EXERCISE OBJECTIVE ::
Extract, from the records beneath this instruction, each line that contains the word "earnings".

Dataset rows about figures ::
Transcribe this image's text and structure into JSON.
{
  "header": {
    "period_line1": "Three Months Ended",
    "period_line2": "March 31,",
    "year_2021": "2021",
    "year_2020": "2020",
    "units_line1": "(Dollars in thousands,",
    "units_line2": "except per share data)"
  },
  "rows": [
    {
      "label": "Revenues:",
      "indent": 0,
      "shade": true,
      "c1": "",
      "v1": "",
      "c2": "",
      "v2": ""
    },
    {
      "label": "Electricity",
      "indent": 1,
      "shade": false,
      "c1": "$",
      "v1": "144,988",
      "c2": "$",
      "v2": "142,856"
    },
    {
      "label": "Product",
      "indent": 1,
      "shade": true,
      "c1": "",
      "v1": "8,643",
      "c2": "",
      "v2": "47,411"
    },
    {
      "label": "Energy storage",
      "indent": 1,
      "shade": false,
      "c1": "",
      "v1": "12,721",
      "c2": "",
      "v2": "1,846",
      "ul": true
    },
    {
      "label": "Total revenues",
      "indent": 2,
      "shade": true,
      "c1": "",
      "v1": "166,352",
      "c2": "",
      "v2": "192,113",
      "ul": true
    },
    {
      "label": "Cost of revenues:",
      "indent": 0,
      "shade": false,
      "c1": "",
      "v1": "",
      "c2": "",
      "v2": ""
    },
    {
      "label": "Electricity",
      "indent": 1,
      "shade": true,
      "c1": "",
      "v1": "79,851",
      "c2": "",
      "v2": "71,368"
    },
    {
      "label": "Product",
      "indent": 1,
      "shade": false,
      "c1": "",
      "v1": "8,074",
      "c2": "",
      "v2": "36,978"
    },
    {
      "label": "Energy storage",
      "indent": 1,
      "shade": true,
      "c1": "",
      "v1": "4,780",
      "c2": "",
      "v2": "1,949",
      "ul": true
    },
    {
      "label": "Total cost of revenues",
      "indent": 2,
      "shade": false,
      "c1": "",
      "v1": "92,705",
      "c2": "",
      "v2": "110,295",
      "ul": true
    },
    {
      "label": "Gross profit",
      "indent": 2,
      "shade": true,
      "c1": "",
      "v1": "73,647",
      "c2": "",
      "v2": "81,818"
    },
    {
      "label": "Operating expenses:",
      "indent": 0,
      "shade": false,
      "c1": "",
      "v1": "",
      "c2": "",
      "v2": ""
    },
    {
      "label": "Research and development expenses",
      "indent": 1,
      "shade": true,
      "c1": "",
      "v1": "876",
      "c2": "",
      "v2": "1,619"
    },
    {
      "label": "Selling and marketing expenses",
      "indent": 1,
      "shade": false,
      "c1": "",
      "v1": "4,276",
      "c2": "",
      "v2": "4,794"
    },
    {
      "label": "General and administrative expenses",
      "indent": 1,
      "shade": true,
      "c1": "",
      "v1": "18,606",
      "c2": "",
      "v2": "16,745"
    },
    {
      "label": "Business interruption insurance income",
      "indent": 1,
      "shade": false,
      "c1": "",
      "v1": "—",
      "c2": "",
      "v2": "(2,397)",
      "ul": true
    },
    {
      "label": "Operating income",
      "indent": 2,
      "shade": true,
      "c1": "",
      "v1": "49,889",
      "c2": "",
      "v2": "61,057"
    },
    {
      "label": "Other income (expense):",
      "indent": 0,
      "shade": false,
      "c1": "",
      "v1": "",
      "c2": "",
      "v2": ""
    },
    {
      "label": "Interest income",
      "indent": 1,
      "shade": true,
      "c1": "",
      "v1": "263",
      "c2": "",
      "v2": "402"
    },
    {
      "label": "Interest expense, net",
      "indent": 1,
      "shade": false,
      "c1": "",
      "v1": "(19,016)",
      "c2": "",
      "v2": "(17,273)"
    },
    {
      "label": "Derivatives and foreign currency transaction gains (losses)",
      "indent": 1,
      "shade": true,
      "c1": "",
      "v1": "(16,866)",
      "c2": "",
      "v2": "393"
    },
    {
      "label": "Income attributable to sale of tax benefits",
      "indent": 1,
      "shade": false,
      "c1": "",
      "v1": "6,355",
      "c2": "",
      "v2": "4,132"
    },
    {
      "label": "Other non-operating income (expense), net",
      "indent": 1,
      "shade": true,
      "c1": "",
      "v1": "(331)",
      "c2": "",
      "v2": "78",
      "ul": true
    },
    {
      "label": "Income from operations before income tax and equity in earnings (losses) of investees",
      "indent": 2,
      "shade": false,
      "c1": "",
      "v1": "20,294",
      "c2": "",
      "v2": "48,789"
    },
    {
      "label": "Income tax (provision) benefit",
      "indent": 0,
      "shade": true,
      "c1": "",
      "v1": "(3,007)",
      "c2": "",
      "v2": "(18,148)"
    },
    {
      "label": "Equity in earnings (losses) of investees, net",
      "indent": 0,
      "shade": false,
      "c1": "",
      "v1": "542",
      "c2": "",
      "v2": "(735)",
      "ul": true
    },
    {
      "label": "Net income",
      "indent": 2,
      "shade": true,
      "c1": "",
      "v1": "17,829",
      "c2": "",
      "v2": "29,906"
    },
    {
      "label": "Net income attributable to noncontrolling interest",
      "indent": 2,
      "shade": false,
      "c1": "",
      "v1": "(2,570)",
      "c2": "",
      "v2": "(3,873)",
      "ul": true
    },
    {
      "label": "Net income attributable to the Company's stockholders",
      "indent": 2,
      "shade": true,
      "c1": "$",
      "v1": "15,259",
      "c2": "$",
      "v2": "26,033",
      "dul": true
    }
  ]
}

ANSWER TO THE TASK ::
      "label": "Income from operations before income tax and equity in earnings (losses) of investees",
      "label": "Equity in earnings (losses) of investees, net",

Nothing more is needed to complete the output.